▼
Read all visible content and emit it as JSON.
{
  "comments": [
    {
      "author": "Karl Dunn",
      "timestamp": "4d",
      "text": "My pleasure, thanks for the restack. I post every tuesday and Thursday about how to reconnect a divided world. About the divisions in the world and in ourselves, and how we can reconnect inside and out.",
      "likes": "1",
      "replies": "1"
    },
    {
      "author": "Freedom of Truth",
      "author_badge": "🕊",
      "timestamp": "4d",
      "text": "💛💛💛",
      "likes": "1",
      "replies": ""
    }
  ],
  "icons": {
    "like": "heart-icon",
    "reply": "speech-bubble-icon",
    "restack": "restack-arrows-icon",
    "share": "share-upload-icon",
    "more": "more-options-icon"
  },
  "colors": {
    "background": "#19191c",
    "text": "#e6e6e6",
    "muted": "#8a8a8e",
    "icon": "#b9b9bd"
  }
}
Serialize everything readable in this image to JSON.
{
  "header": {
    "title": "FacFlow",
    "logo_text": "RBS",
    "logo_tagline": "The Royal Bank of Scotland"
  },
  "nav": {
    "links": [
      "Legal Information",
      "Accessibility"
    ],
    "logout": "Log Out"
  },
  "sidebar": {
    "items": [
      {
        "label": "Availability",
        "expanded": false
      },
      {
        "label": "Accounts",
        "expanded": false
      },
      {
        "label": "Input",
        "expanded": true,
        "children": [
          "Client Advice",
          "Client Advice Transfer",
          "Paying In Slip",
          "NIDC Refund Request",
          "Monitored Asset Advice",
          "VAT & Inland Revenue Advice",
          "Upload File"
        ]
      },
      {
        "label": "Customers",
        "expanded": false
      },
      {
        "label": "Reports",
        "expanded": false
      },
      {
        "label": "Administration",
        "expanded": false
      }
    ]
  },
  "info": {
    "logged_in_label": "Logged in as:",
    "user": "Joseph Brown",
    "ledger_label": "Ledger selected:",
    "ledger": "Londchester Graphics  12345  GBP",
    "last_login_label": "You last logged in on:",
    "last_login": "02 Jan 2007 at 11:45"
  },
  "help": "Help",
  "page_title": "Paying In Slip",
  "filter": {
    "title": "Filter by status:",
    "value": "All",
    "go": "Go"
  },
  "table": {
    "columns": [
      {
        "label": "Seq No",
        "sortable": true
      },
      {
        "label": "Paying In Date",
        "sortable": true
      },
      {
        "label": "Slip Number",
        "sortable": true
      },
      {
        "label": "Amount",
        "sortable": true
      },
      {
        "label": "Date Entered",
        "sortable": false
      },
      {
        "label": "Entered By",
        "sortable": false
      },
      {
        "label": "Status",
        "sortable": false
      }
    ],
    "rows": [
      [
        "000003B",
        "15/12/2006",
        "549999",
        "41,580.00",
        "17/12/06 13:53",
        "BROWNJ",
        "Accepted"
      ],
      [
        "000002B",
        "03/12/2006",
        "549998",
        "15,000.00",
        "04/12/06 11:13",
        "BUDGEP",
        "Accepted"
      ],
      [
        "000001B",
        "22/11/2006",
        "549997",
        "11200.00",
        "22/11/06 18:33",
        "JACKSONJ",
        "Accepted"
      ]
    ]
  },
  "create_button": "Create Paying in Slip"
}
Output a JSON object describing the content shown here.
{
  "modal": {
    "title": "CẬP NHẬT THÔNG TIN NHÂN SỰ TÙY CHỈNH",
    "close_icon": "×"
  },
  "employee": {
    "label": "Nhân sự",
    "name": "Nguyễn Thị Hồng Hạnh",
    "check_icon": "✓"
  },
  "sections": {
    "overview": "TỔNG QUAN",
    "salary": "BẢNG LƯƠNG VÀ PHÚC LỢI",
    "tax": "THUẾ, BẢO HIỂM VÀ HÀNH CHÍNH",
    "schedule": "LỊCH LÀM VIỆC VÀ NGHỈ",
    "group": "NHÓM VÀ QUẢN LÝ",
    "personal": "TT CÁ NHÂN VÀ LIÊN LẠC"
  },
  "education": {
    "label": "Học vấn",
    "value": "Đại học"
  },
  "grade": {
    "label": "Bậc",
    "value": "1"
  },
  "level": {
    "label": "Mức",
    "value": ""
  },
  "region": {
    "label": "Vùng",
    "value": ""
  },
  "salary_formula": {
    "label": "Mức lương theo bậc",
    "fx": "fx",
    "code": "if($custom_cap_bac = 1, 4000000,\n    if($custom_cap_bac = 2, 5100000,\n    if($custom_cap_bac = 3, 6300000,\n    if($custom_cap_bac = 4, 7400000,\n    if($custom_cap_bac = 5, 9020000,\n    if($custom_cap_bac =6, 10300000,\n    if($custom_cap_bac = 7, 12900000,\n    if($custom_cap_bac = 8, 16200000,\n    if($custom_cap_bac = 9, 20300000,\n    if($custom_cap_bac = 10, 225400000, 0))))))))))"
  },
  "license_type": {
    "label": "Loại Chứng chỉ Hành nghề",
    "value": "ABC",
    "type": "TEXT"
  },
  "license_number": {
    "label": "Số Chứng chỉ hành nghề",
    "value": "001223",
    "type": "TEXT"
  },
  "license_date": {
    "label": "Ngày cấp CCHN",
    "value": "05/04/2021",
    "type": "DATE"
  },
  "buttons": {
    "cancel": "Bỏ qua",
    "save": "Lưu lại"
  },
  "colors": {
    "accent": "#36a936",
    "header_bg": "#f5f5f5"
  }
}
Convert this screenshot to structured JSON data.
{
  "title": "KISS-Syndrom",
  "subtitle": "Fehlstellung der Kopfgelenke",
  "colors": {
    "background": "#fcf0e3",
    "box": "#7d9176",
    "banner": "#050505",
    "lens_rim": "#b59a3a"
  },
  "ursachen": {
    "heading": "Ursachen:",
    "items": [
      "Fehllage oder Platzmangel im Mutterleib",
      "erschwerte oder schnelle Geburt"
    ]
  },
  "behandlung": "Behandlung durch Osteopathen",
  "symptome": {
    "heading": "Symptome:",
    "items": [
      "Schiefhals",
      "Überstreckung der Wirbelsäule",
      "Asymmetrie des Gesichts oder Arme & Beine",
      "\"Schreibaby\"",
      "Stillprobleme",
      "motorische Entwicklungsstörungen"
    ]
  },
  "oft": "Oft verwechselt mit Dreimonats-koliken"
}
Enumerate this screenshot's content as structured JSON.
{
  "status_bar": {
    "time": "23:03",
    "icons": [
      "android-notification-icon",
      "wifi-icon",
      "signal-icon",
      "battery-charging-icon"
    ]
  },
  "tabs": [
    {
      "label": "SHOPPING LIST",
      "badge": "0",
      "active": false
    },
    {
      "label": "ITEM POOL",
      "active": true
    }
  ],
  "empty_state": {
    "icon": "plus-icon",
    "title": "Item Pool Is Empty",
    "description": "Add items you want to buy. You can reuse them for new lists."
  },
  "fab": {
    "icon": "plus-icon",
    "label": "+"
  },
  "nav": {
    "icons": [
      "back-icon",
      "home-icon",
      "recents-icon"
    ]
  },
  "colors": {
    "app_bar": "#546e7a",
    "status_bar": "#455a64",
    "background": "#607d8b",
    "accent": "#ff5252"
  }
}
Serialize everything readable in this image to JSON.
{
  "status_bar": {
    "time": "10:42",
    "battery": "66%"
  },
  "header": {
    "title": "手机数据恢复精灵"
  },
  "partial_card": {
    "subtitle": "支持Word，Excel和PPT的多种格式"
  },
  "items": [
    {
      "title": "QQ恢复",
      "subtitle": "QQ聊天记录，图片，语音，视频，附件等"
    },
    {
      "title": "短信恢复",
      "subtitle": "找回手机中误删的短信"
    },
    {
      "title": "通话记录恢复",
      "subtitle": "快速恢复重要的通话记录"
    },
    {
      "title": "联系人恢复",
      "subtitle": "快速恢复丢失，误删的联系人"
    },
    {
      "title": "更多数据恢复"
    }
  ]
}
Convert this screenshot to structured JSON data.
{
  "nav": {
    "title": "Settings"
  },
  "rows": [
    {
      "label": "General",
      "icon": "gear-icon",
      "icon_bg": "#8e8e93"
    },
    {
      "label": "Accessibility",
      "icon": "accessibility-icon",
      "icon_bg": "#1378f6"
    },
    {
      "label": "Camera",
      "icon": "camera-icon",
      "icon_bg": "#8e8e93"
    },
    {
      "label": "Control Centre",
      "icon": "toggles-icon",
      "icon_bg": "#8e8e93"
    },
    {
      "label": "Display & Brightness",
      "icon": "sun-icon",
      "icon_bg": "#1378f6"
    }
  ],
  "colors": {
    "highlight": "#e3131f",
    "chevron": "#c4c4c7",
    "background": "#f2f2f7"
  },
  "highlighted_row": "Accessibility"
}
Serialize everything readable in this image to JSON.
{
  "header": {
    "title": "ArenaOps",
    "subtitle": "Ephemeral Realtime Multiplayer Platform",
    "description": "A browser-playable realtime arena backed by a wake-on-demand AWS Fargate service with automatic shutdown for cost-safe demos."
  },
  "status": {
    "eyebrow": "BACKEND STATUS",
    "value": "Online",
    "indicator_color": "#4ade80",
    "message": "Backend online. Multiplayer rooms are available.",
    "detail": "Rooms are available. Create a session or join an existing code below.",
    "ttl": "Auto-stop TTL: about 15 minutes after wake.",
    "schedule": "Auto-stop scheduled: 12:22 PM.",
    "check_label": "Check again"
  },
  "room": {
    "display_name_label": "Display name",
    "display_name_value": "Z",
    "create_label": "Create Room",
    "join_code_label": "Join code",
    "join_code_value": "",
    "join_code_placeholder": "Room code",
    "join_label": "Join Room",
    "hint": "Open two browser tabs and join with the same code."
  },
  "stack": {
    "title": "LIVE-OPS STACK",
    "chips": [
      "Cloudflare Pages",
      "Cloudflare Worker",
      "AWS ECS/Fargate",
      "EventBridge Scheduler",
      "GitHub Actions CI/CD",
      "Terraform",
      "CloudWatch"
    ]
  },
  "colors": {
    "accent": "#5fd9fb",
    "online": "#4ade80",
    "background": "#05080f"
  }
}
▲
- _Your task_: Show each line holding the word "Fargate".

- _Right answer_:
    "description": "A browser-playable realtime arena backed by a wake-on-demand AWS Fargate service with automatic shutdown for cost-safe demos."
      "AWS ECS/Fargate",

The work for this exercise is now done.